• [Task description] Read through the data and report every line in which the word "给儿子的一封信" occurs.

• [Data lines]
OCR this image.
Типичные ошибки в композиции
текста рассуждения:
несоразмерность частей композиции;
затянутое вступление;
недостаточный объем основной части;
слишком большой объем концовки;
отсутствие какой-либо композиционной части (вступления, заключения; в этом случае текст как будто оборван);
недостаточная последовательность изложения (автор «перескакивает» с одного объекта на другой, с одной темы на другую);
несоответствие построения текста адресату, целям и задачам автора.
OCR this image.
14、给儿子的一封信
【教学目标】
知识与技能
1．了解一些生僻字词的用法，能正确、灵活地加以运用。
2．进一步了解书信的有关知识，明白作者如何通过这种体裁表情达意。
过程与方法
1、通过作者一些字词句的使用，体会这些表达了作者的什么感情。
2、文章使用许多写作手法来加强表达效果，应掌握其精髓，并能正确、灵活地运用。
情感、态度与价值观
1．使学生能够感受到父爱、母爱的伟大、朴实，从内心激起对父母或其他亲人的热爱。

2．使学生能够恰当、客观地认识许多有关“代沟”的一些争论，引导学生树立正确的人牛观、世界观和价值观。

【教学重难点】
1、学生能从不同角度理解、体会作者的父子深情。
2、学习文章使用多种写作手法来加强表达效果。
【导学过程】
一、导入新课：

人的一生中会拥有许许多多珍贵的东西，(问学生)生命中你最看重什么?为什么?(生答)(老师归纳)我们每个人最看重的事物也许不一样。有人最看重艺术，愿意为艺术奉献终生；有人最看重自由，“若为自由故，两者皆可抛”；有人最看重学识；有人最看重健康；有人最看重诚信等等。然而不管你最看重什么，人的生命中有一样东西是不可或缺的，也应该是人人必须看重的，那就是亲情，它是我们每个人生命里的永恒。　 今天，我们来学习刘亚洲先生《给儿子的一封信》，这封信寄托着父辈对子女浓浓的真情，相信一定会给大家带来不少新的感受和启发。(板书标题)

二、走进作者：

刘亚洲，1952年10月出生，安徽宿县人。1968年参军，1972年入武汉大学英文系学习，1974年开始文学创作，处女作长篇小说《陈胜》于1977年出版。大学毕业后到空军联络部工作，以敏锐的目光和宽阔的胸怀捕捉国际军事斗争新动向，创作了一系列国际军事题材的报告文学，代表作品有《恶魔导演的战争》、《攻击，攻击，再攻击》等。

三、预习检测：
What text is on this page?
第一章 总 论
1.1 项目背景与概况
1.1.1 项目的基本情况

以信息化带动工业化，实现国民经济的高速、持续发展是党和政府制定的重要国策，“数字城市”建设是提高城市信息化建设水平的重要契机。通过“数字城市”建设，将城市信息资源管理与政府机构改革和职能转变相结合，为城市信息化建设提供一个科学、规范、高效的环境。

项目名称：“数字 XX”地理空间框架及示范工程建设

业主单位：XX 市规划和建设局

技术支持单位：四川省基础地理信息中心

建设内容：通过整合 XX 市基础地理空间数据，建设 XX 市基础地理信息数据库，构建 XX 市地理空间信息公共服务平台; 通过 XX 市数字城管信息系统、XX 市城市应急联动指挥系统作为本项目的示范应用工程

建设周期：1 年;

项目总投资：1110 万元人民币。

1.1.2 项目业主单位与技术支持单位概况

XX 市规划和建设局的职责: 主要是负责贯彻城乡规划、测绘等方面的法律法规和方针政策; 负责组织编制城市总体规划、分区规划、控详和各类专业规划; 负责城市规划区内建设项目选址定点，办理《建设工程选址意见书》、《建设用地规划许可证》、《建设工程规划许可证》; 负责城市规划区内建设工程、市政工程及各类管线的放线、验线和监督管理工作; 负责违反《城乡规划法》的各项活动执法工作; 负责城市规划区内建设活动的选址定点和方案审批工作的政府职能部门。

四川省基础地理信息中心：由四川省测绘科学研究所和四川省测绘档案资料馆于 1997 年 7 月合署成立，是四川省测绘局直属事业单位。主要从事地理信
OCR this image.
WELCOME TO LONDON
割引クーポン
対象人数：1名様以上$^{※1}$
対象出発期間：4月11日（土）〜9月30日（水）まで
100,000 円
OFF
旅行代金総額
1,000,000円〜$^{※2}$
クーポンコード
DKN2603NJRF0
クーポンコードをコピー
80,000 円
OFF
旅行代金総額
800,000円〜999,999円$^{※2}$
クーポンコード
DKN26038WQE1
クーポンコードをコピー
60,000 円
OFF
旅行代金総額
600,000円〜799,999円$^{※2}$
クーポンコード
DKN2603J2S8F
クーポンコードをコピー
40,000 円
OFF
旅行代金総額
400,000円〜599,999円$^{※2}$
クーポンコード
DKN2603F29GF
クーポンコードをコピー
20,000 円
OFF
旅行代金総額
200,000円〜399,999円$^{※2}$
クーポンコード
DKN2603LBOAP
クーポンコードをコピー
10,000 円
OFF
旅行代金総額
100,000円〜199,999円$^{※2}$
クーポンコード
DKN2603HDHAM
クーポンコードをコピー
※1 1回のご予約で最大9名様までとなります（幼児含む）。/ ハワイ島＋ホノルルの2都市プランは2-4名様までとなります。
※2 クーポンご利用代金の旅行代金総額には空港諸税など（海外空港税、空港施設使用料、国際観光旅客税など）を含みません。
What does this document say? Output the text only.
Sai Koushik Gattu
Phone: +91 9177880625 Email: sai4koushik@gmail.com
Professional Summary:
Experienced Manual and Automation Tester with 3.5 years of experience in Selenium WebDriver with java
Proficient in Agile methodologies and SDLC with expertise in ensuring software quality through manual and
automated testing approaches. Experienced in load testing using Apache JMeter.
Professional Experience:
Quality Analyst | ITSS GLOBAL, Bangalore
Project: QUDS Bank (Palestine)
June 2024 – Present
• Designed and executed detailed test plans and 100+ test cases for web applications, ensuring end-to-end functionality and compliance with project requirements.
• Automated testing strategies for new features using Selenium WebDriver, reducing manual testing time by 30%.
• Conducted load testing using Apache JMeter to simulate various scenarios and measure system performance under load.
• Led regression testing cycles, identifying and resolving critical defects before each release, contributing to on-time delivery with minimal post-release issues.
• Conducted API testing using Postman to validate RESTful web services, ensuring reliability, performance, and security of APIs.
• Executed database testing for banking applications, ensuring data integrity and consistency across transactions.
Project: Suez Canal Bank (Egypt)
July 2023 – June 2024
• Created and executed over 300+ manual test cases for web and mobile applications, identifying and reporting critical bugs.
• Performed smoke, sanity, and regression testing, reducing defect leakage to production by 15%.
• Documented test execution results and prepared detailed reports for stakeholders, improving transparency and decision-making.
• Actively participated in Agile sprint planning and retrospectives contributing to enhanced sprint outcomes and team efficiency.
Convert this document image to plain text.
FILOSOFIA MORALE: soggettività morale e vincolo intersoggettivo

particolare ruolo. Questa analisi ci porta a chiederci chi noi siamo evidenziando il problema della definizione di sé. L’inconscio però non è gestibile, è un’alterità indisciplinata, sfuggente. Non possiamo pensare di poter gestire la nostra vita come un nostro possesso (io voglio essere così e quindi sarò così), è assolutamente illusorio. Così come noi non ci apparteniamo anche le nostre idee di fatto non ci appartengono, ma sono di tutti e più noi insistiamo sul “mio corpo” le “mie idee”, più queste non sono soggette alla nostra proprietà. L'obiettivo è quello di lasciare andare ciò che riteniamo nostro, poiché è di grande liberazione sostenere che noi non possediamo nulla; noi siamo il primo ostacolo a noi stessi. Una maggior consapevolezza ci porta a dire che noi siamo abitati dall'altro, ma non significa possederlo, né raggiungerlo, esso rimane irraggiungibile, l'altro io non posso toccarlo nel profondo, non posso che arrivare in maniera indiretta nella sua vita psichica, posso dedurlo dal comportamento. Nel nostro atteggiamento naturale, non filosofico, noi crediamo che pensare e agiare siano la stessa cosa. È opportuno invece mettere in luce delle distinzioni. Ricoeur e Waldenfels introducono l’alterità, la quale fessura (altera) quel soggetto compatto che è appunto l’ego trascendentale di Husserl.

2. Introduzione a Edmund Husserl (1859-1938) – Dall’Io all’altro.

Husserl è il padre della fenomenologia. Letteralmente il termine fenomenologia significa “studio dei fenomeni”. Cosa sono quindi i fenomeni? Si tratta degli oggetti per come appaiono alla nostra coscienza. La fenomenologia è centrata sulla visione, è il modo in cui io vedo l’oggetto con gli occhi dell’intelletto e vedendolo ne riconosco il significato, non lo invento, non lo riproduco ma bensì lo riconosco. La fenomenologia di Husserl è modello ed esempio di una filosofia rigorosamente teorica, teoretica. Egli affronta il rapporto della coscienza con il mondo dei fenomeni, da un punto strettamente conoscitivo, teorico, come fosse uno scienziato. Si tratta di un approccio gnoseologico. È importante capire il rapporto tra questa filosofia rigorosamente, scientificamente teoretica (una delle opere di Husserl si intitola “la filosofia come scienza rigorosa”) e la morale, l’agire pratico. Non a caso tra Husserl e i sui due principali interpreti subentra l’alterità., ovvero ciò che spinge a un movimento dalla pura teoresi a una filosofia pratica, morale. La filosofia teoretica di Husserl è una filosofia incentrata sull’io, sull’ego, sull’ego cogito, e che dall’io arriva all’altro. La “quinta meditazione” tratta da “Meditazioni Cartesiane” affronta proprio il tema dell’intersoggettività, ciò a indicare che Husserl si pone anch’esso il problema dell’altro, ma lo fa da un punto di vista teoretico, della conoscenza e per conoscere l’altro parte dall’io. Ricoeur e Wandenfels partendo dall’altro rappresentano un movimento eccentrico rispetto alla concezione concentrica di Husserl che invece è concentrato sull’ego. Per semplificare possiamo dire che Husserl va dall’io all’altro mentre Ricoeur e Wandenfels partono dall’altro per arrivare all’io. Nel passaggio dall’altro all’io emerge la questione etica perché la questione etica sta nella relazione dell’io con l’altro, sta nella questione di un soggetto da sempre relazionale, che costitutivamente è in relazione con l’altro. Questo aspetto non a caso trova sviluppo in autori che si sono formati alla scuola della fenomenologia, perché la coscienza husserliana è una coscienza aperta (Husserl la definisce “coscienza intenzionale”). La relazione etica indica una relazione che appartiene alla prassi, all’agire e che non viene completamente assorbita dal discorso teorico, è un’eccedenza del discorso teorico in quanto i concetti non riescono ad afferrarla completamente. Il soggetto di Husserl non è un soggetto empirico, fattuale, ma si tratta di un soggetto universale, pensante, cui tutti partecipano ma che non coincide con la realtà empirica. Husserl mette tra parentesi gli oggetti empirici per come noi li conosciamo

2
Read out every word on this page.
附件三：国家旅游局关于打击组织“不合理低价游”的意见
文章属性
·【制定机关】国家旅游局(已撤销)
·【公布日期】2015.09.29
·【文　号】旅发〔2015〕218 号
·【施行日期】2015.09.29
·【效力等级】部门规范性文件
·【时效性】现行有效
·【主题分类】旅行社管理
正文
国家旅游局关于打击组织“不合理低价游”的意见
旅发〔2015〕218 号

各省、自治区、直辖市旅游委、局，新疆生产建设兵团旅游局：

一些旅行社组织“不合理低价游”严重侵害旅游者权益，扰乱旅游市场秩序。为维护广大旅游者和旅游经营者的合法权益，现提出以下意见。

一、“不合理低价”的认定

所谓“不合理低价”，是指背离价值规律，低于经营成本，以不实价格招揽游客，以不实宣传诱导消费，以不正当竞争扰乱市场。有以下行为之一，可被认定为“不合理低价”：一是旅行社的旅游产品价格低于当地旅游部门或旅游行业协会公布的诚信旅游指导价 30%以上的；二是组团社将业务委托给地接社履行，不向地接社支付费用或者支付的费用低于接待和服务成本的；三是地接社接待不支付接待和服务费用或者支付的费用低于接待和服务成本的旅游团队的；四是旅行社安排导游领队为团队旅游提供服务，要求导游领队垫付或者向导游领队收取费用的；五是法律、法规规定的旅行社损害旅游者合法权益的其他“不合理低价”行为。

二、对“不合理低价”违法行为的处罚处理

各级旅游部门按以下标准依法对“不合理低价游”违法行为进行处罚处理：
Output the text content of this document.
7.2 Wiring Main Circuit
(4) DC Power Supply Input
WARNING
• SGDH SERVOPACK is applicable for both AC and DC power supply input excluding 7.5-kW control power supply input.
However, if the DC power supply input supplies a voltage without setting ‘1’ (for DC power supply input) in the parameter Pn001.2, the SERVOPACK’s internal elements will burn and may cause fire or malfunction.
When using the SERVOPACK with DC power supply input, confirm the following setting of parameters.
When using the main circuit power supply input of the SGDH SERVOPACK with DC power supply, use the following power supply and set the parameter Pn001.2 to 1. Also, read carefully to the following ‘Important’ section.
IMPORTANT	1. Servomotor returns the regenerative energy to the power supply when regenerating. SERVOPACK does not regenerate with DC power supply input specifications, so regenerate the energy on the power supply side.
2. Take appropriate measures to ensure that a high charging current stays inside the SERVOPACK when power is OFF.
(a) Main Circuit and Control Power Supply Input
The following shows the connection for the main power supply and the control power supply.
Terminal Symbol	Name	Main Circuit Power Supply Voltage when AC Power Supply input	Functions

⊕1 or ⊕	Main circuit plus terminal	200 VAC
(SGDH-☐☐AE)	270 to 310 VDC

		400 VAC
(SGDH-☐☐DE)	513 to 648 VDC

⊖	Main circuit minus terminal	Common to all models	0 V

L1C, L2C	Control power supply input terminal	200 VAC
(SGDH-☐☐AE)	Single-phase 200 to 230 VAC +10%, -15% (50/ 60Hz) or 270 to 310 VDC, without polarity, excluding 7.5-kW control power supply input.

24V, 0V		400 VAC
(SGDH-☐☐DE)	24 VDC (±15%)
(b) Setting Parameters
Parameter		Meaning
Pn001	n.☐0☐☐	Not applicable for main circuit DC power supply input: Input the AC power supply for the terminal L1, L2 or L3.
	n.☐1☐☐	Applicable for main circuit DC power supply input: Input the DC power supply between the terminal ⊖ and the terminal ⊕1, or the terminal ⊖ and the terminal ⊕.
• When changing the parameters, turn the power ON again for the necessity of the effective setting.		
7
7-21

• [Written reply]
14、给儿子的一封信
人的一生中会拥有许许多多珍贵的东西，(问学生)生命中你最看重什么?为什么?(生答)(老师归纳)我们每个人最看重的事物也许不一样。有人最看重艺术，愿意为艺术奉献终生；有人最看重自由，“若为自由故，两者皆可抛”；有人最看重学识；有人最看重健康；有人最看重诚信等等。然而不管你最看重什么，人的生命中有一样东西是不可或缺的，也应该是人人必须看重的，那就是亲情，它是我们每个人生命里的永恒。　 今天，我们来学习刘亚洲先生《给儿子的一封信》，这封信寄托着父辈对子女浓浓的真情，相信一定会给大家带来不少新的感受和启发。(板书标题)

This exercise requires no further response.